### Given request
From the entries below, count the lines with "chevron". Write only the count.

-- start of Records to process --

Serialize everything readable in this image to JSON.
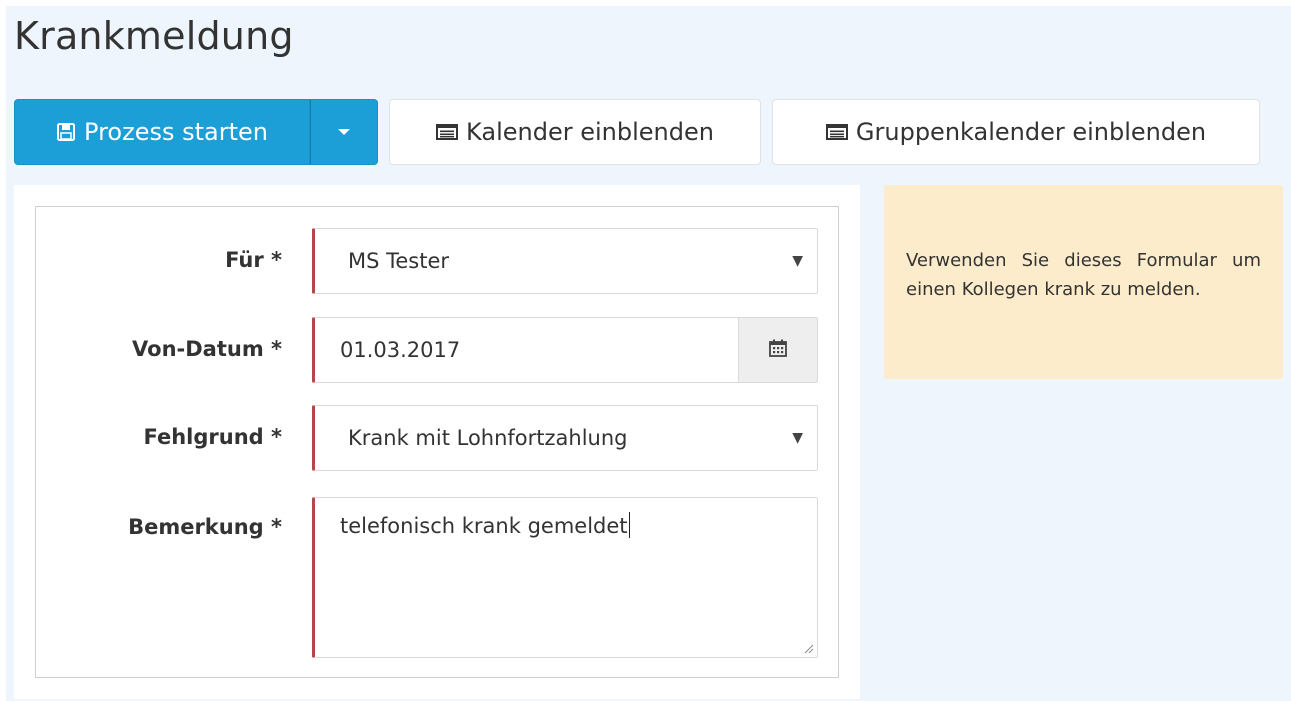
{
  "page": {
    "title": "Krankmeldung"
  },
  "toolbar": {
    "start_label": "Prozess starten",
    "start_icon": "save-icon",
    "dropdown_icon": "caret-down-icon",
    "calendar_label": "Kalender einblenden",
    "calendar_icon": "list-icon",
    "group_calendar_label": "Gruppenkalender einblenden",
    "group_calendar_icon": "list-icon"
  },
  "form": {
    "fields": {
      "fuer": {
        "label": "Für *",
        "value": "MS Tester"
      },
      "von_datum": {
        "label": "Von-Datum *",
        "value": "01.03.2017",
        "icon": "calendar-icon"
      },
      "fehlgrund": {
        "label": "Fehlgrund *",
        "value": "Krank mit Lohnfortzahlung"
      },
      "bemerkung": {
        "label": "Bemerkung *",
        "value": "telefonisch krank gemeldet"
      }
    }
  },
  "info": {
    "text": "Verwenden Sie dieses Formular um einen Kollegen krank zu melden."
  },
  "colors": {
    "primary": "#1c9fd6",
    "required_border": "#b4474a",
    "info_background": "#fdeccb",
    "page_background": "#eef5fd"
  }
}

-- end of Records to process --
-- start of Records to process --

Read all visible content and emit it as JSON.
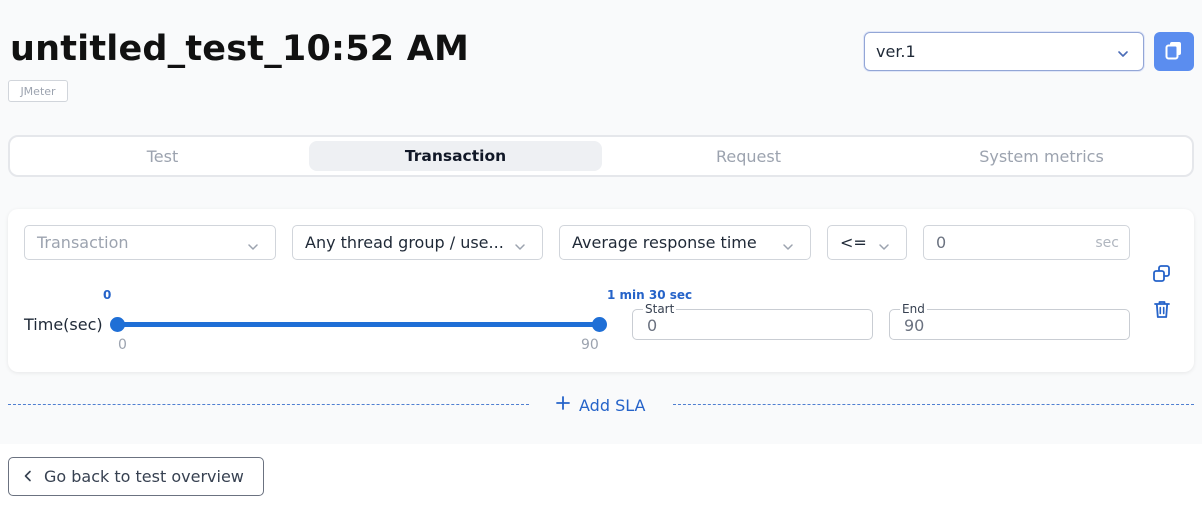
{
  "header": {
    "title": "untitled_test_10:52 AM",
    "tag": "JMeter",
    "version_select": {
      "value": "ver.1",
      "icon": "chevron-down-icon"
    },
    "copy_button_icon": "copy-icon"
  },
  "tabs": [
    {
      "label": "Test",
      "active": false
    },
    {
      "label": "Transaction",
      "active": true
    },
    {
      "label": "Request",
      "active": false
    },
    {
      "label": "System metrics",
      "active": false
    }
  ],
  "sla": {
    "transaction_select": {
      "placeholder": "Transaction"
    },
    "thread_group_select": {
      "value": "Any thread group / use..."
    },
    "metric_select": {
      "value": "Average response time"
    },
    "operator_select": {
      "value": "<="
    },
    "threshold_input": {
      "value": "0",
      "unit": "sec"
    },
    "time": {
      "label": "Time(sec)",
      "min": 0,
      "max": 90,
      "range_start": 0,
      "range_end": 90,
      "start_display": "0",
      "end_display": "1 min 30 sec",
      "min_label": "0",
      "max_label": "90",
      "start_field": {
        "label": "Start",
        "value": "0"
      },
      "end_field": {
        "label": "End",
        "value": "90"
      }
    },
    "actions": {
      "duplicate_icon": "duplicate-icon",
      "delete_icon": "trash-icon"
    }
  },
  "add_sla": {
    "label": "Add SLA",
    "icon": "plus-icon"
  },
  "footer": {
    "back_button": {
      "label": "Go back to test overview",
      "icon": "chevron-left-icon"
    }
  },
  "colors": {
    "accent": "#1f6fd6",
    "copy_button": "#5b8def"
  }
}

-- end of Records to process --

### Final answer
2